_What is needed_
Collect the lines of the entries where "Delta" shows up.

◇ ◇ ◇ ◇ ◇

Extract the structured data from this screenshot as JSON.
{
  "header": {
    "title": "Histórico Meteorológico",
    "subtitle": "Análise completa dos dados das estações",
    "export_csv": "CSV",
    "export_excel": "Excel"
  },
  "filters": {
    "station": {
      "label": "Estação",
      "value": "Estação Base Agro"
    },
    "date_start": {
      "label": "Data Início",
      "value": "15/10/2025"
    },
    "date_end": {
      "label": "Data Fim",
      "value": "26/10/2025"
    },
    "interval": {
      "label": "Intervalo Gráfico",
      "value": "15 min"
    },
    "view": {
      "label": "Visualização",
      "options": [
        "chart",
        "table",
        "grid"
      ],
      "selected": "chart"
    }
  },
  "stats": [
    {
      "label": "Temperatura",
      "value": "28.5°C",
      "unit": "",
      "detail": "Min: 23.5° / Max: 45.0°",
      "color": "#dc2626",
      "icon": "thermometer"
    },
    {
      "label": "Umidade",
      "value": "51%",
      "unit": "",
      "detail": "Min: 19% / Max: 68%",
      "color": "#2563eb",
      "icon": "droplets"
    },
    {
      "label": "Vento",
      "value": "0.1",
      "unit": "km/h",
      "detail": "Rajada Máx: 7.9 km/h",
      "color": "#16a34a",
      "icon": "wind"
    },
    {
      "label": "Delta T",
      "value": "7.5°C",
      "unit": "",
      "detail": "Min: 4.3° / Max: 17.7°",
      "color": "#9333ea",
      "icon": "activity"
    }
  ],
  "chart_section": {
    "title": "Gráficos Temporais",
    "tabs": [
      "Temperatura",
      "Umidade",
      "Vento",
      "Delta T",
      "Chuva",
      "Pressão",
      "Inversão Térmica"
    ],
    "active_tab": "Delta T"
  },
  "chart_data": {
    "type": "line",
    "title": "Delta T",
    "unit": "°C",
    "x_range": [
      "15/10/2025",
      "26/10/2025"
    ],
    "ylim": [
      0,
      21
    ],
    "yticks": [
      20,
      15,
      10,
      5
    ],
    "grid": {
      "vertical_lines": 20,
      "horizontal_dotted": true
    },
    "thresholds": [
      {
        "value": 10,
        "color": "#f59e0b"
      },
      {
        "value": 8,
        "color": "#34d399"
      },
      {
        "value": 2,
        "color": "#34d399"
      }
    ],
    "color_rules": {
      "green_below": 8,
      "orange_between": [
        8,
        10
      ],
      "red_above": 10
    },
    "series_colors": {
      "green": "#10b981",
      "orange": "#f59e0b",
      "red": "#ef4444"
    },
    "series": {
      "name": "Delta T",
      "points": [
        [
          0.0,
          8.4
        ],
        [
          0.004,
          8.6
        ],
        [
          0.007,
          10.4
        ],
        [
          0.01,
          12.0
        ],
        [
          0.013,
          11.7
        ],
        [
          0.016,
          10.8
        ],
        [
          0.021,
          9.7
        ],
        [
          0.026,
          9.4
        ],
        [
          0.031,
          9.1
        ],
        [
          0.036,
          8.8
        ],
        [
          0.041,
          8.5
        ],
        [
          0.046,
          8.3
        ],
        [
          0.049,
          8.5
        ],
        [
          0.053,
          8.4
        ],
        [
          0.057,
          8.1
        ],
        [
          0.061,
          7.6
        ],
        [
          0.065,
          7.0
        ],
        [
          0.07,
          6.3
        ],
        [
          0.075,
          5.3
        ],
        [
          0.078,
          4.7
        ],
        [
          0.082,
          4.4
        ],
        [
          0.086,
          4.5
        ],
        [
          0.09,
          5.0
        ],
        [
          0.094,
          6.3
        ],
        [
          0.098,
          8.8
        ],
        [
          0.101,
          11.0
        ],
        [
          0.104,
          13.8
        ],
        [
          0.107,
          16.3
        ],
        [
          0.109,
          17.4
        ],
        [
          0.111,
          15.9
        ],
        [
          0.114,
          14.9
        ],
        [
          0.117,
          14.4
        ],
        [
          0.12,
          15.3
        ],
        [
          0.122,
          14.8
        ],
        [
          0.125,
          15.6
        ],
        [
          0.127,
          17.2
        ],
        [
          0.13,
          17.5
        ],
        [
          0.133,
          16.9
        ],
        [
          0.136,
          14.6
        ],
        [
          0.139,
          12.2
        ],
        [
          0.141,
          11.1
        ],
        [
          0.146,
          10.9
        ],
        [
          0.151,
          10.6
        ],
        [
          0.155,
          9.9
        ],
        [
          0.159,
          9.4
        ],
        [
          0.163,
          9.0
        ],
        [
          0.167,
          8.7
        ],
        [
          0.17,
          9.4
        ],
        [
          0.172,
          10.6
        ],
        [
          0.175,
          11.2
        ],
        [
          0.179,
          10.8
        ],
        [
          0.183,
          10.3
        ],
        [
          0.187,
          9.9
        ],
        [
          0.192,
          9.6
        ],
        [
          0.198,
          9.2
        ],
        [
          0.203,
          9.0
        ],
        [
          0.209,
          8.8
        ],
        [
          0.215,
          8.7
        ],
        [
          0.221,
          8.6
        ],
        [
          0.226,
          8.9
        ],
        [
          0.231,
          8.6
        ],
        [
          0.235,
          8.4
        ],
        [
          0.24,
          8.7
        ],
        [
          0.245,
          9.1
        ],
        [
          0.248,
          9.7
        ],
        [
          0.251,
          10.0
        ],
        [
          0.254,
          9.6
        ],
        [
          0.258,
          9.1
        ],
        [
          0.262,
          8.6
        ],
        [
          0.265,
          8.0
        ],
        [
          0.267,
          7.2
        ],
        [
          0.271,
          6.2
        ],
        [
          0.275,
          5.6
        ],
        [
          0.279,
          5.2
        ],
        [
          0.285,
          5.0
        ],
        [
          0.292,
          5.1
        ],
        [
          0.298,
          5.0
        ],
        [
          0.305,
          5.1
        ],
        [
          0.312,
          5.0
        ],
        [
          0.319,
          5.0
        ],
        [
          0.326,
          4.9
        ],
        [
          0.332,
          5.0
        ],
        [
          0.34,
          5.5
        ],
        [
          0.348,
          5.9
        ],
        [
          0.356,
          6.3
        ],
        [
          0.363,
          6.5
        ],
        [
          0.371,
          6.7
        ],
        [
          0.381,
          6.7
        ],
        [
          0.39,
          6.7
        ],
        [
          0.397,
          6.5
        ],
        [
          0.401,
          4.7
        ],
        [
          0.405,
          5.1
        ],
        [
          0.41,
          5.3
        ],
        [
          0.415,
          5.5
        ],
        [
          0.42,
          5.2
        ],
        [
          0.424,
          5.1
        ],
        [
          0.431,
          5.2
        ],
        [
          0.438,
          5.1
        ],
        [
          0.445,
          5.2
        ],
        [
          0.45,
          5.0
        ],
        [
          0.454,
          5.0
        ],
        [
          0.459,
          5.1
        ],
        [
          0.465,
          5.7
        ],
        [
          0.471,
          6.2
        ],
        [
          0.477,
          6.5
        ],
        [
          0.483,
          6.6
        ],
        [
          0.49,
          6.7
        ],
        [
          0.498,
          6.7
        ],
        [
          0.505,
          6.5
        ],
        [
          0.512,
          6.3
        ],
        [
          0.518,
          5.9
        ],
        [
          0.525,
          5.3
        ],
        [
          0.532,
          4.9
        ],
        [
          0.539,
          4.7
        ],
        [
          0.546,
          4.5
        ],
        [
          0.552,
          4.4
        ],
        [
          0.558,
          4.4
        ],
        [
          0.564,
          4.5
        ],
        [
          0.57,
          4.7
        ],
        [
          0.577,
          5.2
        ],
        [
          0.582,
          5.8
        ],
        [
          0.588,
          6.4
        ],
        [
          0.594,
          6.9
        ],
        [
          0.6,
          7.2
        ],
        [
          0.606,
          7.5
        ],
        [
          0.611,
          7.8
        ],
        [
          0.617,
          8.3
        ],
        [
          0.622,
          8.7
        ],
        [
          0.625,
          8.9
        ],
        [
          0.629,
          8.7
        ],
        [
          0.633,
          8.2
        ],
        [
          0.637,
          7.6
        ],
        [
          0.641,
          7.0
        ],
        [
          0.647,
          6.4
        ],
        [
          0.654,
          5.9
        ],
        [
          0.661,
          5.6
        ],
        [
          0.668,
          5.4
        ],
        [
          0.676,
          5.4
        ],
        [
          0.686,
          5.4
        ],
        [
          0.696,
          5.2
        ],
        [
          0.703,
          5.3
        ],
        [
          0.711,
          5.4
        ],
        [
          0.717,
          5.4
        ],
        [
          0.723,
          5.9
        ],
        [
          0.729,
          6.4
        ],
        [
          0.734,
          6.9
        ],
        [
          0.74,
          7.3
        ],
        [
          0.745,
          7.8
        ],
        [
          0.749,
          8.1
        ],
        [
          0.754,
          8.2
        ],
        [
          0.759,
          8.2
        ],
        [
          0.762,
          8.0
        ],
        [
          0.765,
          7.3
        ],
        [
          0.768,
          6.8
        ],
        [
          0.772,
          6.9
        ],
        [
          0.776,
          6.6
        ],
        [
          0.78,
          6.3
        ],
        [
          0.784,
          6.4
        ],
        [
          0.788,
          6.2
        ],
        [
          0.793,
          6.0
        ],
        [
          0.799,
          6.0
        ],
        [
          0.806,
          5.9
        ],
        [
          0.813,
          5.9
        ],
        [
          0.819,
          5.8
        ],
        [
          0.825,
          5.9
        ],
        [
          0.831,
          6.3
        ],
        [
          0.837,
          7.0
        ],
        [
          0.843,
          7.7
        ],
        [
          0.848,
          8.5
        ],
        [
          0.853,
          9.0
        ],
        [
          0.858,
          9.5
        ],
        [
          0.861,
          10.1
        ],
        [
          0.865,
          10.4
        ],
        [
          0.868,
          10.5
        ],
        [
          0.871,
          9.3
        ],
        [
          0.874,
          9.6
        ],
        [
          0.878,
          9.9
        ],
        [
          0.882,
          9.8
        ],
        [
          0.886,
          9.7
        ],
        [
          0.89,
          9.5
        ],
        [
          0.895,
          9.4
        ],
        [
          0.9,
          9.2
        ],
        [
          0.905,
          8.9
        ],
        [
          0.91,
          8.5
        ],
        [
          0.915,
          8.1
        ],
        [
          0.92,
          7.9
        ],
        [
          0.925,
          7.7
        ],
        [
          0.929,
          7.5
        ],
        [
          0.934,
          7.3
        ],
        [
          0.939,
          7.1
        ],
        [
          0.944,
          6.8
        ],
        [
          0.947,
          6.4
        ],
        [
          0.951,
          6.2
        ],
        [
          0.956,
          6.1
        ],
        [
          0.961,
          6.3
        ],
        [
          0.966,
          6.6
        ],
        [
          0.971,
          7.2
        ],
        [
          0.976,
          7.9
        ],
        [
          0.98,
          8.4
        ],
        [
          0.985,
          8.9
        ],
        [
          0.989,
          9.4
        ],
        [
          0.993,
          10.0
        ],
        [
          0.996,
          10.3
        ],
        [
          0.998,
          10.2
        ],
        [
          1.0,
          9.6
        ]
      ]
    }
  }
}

◇ ◇ ◇ ◇ ◇

_Correct answer_
      "label": "Delta T",
      "Delta T",
    "active_tab": "Delta T"
    "title": "Delta T",
      "name": "Delta T",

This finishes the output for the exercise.